Data extracted from a collection
§

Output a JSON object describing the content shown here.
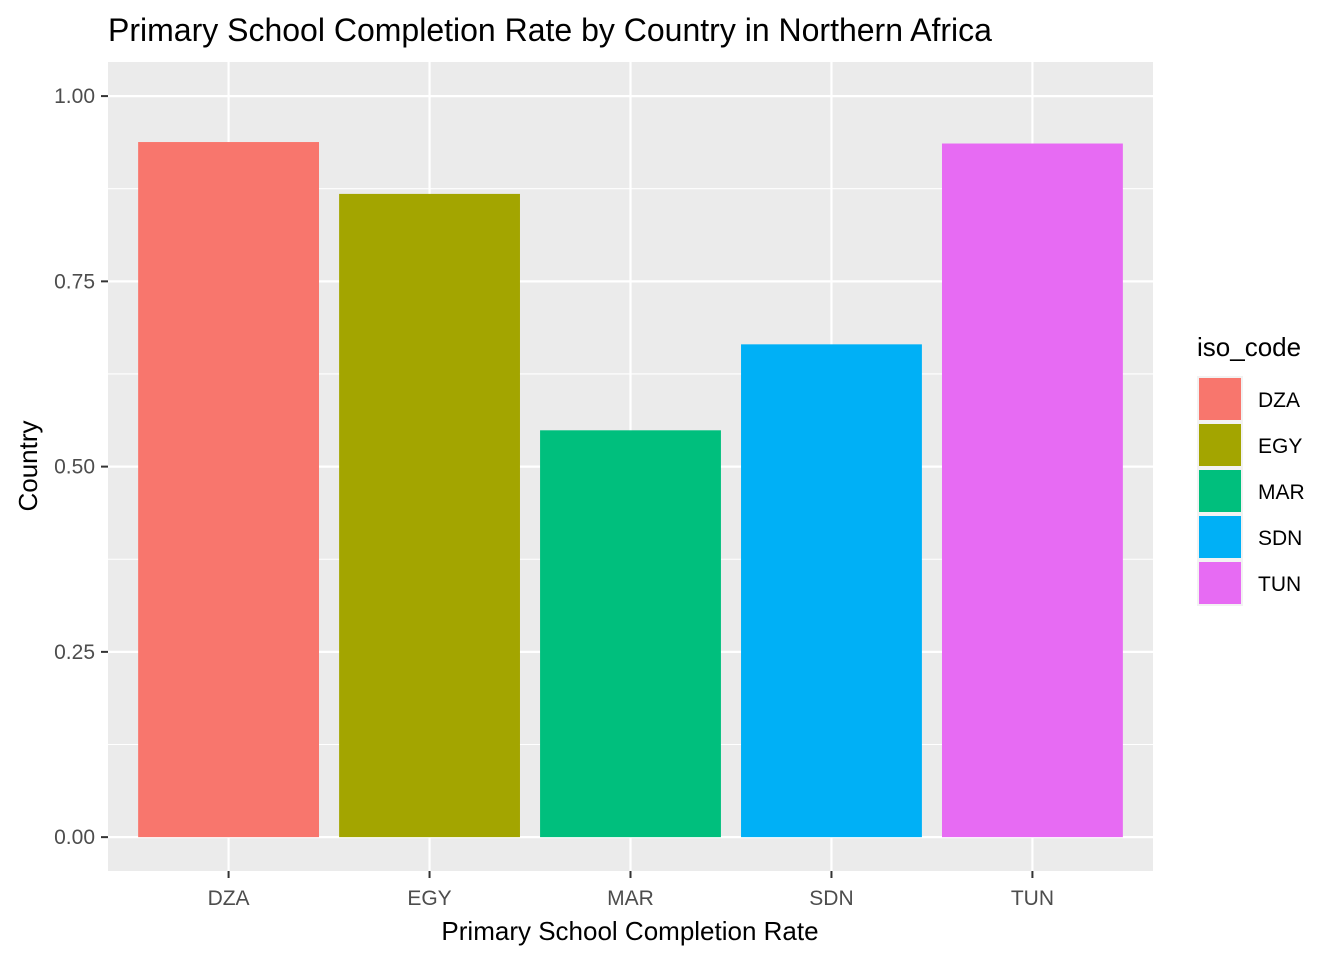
{
  "chart_data": {
    "type": "bar",
    "title": "Primary School Completion Rate by Country in Northern Africa",
    "xlabel": "Primary School Completion Rate",
    "ylabel": "Country",
    "categories": [
      "DZA",
      "EGY",
      "MAR",
      "SDN",
      "TUN"
    ],
    "values": [
      0.938,
      0.868,
      0.549,
      0.665,
      0.936
    ],
    "colors": [
      "#F8766D",
      "#A3A500",
      "#00BF7D",
      "#00B0F6",
      "#E76BF3"
    ],
    "ylim": [
      -0.0457,
      1.046
    ],
    "yticks": [
      0.0,
      0.25,
      0.5,
      0.75,
      1.0
    ],
    "ytick_labels": [
      "0.00",
      "0.25",
      "0.50",
      "0.75",
      "1.00"
    ],
    "grid": true,
    "panel_background": "#EBEBEB",
    "legend": {
      "title": "iso_code",
      "placement": "right",
      "entries": [
        "DZA",
        "EGY",
        "MAR",
        "SDN",
        "TUN"
      ]
    }
  }
}
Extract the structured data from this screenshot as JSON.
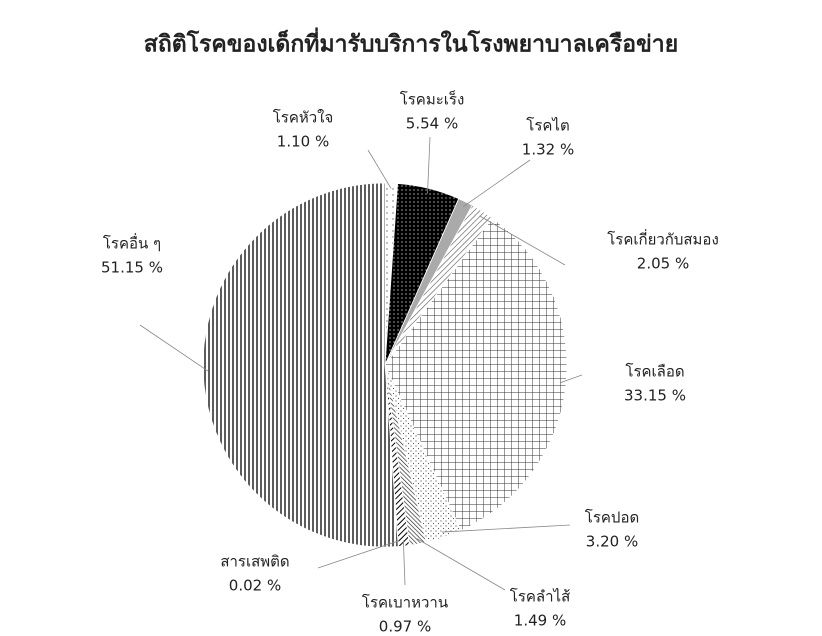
{
  "chart_data": {
    "type": "pie",
    "title": "สถิติโรคของเด็กที่มารับบริการในโรงพยาบาลเครือข่าย",
    "categories": [
      "โรคหัวใจ",
      "โรคมะเร็ง",
      "โรคไต",
      "โรคเกี่ยวกับสมอง",
      "โรคเลือด",
      "โรคปอด",
      "โรคลำไส้",
      "โรคเบาหวาน",
      "สารเสพติด",
      "โรคอื่น ๆ"
    ],
    "values": [
      1.1,
      5.54,
      1.32,
      2.05,
      33.15,
      3.2,
      1.49,
      0.97,
      0.02,
      51.15
    ],
    "value_labels": [
      "1.10 %",
      "5.54 %",
      "1.32 %",
      "2.05 %",
      "33.15 %",
      "3.20 %",
      "1.49 %",
      "0.97 %",
      "0.02 %",
      "51.15 %"
    ]
  }
}
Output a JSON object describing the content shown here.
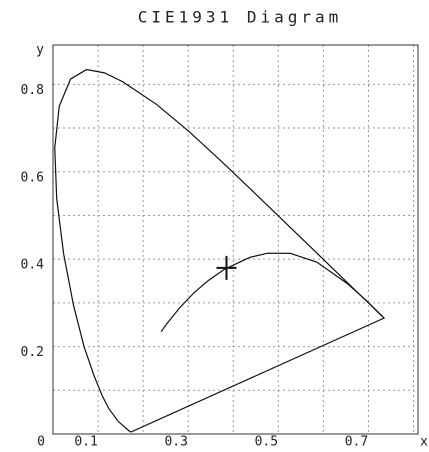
{
  "chart_data": {
    "type": "chromaticity",
    "title": "CIE1931 Diagram",
    "x_label": "x",
    "y_label": "y",
    "xlim": [
      0,
      0.81
    ],
    "ylim": [
      0,
      0.89
    ],
    "xticks": [
      0,
      0.1,
      0.3,
      0.5,
      0.7
    ],
    "yticks": [
      0.2,
      0.4,
      0.6,
      0.8
    ],
    "xgrid": [
      0.1,
      0.2,
      0.3,
      0.4,
      0.5,
      0.6,
      0.7,
      0.8
    ],
    "ygrid": [
      0.1,
      0.2,
      0.3,
      0.4,
      0.5,
      0.6,
      0.7,
      0.8
    ],
    "grid": true,
    "color": "#111111",
    "series": [
      {
        "x": [
          0.1741,
          0.1714,
          0.1644,
          0.144,
          0.1241,
          0.1096,
          0.0913,
          0.0687,
          0.0454,
          0.0235,
          0.0082,
          0.0039,
          0.0139,
          0.0389,
          0.0743,
          0.1142,
          0.1547,
          0.2296,
          0.3016,
          0.3731,
          0.4441,
          0.5125,
          0.5752,
          0.627,
          0.6915,
          0.719,
          0.7347
        ],
        "values": [
          0.005,
          0.0051,
          0.0109,
          0.0297,
          0.0578,
          0.0868,
          0.1327,
          0.2007,
          0.295,
          0.4127,
          0.5384,
          0.6548,
          0.7502,
          0.812,
          0.8338,
          0.8262,
          0.8059,
          0.7543,
          0.6923,
          0.6245,
          0.5547,
          0.4866,
          0.4242,
          0.3725,
          0.3083,
          0.2809,
          0.2653
        ],
        "closed": true
      },
      {
        "x": [
          0.2399,
          0.2526,
          0.2807,
          0.3135,
          0.3451,
          0.3805,
          0.4369,
          0.4764,
          0.5267,
          0.5857,
          0.6528,
          0.6957,
          0.7347
        ],
        "values": [
          0.2341,
          0.2522,
          0.2883,
          0.3237,
          0.3516,
          0.3768,
          0.4041,
          0.4137,
          0.4133,
          0.3931,
          0.3444,
          0.3049,
          0.2653
        ],
        "closed": false
      }
    ],
    "marker": {
      "x": 0.385,
      "y": 0.38
    }
  }
}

§

Copy out all lines where the word "Country" appears.

    "title": "Primary School Completion Rate by Country in Northern Africa",
    "ylabel": "Country",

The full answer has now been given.